### Directions:
Output only the lines that run from the line holding "Convert this screenshot" to the end of the entries, both ends included, and skip the pictures.

### The records:
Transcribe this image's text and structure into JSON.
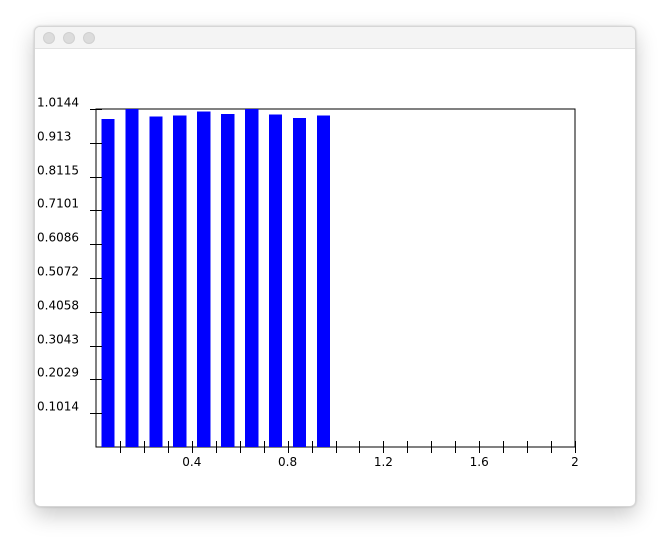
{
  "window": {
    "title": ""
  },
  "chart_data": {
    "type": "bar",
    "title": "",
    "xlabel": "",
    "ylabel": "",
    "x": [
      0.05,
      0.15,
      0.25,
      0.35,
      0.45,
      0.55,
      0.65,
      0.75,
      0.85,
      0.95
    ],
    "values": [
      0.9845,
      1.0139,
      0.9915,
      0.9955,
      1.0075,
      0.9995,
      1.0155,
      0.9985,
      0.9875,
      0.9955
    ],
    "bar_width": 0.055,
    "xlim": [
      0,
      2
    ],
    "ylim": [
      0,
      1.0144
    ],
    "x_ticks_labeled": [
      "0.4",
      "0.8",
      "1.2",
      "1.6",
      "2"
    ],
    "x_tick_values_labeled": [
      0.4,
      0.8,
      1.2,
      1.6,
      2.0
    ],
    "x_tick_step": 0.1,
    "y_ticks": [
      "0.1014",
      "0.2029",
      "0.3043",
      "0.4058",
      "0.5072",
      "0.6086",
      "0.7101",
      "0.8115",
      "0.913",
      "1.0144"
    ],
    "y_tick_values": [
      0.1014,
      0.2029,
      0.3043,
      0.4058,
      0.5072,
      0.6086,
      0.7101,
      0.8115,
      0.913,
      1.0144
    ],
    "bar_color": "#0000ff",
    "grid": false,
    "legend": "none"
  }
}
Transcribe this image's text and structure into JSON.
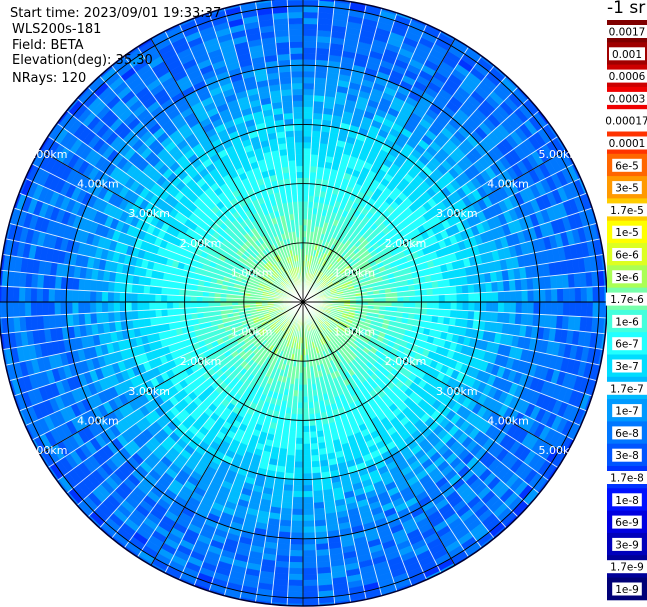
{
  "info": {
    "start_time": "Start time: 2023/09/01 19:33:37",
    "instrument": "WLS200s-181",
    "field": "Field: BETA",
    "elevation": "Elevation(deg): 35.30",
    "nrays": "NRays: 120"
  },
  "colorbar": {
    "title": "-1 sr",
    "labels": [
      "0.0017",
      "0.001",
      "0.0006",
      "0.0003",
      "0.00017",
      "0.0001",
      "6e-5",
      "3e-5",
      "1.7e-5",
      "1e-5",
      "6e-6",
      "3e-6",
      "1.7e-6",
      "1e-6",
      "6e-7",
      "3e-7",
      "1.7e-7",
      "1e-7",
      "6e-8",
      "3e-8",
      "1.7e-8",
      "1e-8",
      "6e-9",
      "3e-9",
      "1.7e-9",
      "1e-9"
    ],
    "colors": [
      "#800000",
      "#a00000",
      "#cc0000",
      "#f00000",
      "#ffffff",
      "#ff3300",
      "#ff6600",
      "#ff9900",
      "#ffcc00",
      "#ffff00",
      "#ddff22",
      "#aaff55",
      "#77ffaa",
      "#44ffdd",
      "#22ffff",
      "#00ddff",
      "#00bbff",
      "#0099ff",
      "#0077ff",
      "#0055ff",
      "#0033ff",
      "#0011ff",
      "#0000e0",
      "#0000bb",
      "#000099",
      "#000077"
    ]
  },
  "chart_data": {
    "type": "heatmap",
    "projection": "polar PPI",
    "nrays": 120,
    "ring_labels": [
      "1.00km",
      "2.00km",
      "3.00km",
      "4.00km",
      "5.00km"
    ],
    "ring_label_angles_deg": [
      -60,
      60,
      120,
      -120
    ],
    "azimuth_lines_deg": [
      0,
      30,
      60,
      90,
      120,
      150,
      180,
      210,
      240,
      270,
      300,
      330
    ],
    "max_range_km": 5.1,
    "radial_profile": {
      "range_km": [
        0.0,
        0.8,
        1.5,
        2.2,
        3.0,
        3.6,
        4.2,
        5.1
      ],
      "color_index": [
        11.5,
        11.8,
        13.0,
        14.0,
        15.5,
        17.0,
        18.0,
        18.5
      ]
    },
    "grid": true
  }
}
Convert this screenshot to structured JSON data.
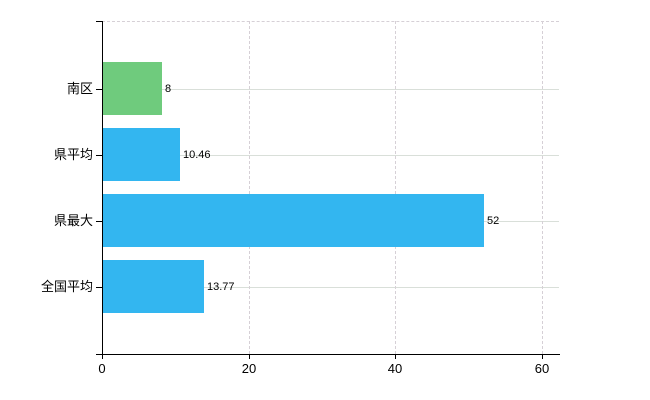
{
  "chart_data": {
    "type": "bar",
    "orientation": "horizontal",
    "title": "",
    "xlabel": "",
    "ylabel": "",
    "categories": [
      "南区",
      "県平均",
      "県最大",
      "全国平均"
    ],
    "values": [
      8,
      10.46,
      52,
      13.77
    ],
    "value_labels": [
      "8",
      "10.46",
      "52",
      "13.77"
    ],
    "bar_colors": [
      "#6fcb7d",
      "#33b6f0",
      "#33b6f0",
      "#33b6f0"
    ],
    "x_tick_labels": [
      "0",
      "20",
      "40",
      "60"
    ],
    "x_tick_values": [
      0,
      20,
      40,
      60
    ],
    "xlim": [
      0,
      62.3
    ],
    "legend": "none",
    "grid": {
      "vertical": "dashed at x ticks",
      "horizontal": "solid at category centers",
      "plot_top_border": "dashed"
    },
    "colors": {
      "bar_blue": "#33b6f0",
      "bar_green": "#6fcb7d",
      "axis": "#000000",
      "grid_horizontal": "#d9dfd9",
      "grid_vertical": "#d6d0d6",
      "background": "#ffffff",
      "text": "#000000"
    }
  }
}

### The answer:
Convert this screenshot to structured JSON data.
{
  "chart_data": {
    "type": "bar",
    "orientation": "horizontal",
    "title": "",
    "xlabel": "",
    "ylabel": "",
    "categories": [
      "南区",
      "県平均",
      "県最大",
      "全国平均"
    ],
    "values": [
      8,
      10.46,
      52,
      13.77
    ],
    "value_labels": [
      "8",
      "10.46",
      "52",
      "13.77"
    ],
    "bar_colors": [
      "#6fcb7d",
      "#33b6f0",
      "#33b6f0",
      "#33b6f0"
    ],
    "x_tick_labels": [
      "0",
      "20",
      "40",
      "60"
    ],
    "x_tick_values": [
      0,
      20,
      40,
      60
    ],
    "xlim": [
      0,
      62.3
    ],
    "legend": "none",
    "grid": {
      "vertical": "dashed at x ticks",
      "horizontal": "solid at category centers",
      "plot_top_border": "dashed"
    },
    "colors": {
      "bar_blue": "#33b6f0",
      "bar_green": "#6fcb7d",
      "axis": "#000000",
      "grid_horizontal": "#d9dfd9",
      "grid_vertical": "#d6d0d6",
      "background": "#ffffff",
      "text": "#000000"
    }
  }
}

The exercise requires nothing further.